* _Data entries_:
▼

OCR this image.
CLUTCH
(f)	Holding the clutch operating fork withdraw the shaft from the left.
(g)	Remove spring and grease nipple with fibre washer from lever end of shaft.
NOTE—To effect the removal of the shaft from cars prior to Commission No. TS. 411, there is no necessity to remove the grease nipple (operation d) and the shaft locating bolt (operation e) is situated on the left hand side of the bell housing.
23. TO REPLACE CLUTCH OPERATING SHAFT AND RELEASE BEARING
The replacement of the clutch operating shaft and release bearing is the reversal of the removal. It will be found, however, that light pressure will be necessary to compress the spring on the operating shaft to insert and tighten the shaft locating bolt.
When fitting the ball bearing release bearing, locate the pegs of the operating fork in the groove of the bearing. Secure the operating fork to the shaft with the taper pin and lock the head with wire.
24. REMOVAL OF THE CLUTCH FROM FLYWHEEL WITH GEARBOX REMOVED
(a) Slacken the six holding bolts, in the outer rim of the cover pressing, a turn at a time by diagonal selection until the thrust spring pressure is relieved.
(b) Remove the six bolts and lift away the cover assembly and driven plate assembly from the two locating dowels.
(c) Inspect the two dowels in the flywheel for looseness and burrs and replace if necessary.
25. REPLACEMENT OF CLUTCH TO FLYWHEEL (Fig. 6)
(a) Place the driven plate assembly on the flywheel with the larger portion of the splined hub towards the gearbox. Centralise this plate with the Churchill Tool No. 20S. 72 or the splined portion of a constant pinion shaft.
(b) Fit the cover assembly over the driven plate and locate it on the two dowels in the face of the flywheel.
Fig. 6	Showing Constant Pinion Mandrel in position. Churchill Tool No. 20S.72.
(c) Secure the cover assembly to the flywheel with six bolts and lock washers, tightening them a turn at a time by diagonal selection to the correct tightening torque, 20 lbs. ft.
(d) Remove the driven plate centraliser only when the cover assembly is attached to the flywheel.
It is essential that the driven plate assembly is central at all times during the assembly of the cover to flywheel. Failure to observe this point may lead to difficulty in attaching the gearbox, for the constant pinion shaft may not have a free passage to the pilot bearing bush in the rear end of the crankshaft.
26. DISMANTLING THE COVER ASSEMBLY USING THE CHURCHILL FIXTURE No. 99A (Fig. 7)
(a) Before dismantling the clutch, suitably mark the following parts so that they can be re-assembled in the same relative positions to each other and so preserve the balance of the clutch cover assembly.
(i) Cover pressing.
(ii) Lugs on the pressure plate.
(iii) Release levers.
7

▲

* _Exercise_: Take every line from the data above that holds "driven" and copy it out.

* _The reply_:
(b) Remove the six bolts and lift away the cover assembly and driven plate assembly from the two locating dowels.
(a) Place the driven plate assembly on the flywheel with the larger portion of the splined hub towards the gearbox. Centralise this plate with the Churchill Tool No. 20S. 72 or the splined portion of a constant pinion shaft.
(b) Fit the cover assembly over the driven plate and locate it on the two dowels in the face of the flywheel.
(d) Remove the driven plate centraliser only when the cover assembly is attached to the flywheel.
It is essential that the driven plate assembly is central at all times during the assembly of the cover to flywheel. Failure to observe this point may lead to difficulty in attaching the gearbox, for the constant pinion shaft may not have a free passage to the pilot bearing bush in the rear end of the crankshaft.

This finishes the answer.